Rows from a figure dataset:

>>>>

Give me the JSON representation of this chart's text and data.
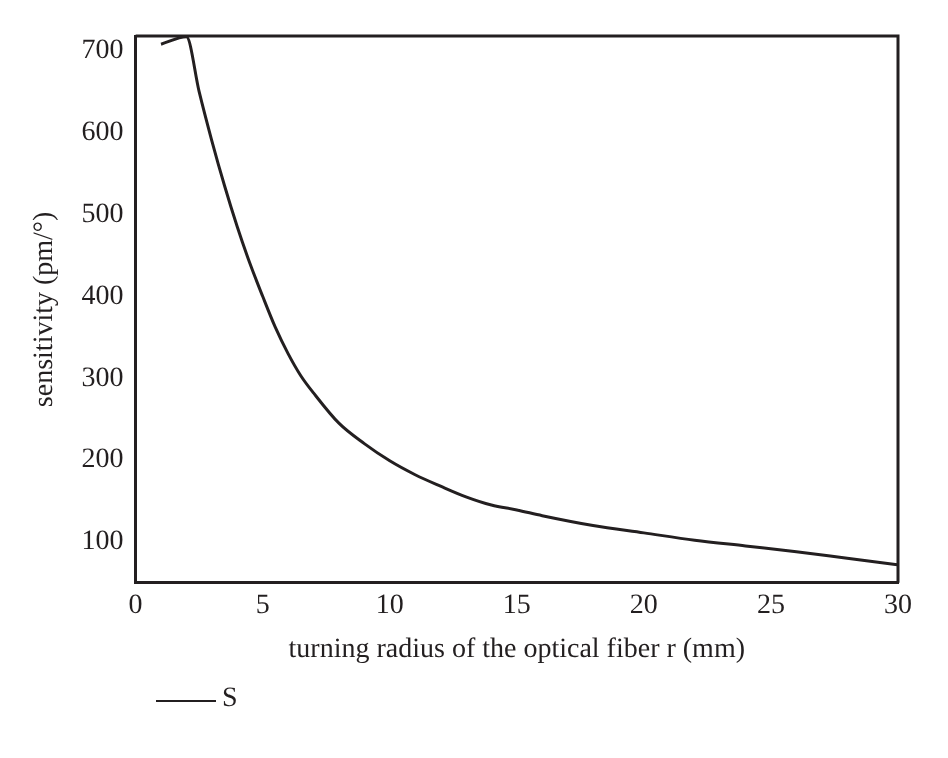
{
  "chart_data": {
    "type": "line",
    "xlabel": "turning radius of the optical fiber r (mm)",
    "ylabel": "sensitivity (pm/°)",
    "xlim": [
      0,
      30
    ],
    "xticks": [
      0,
      5,
      10,
      15,
      20,
      25,
      30
    ],
    "ylim": [
      50,
      718
    ],
    "yticks": [
      100,
      200,
      300,
      400,
      500,
      600,
      700
    ],
    "grid": false,
    "legend": "bottom left",
    "marker": "none",
    "line_style": "solid",
    "series": [
      {
        "name": "S",
        "color": "#231f20",
        "x": [
          1,
          2,
          2.5,
          3,
          3.5,
          4,
          4.5,
          5,
          5.5,
          6,
          6.5,
          7,
          8,
          9,
          10,
          11,
          12,
          13,
          14,
          15,
          16,
          18,
          20,
          22,
          24,
          26,
          28,
          30
        ],
        "values": [
          708,
          717,
          650,
          590,
          535,
          485,
          440,
          400,
          362,
          330,
          303,
          282,
          245,
          220,
          199,
          182,
          168,
          155,
          145,
          139,
          132,
          120,
          111,
          102,
          95,
          88,
          80,
          72
        ]
      }
    ]
  }
}
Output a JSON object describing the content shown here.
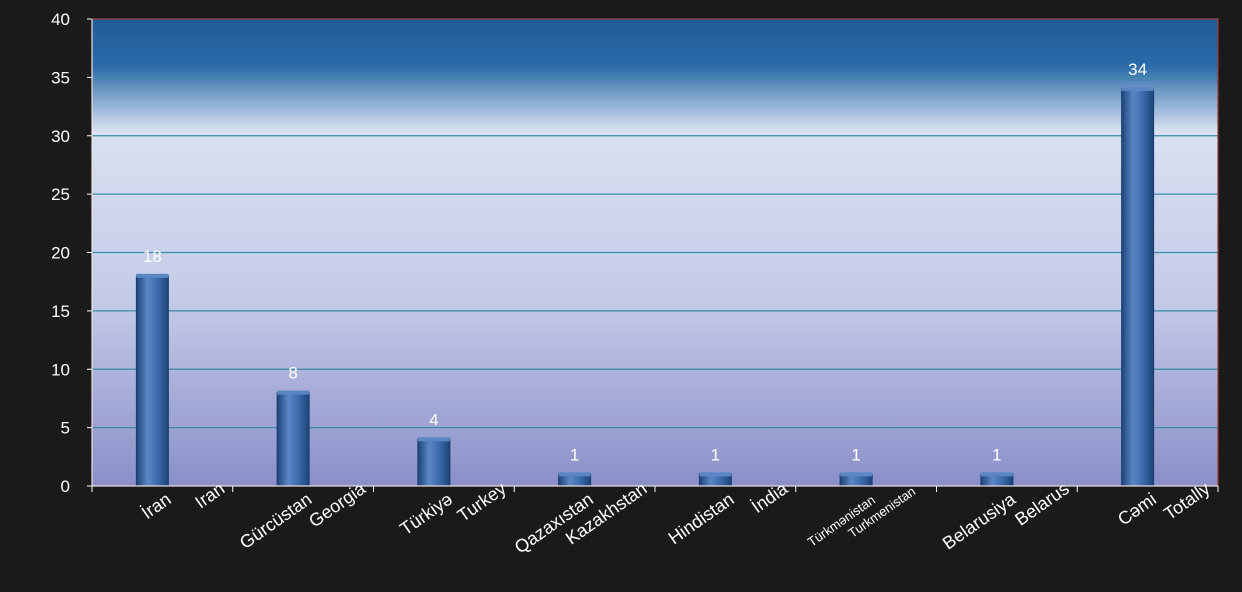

<<<<

**Required work:**
Find the lines above that include the string "JSON" and copy them.

**Worked solution:**
Give me the JSON representation of this chart's text and data.
Output a JSON object describing the content shown here.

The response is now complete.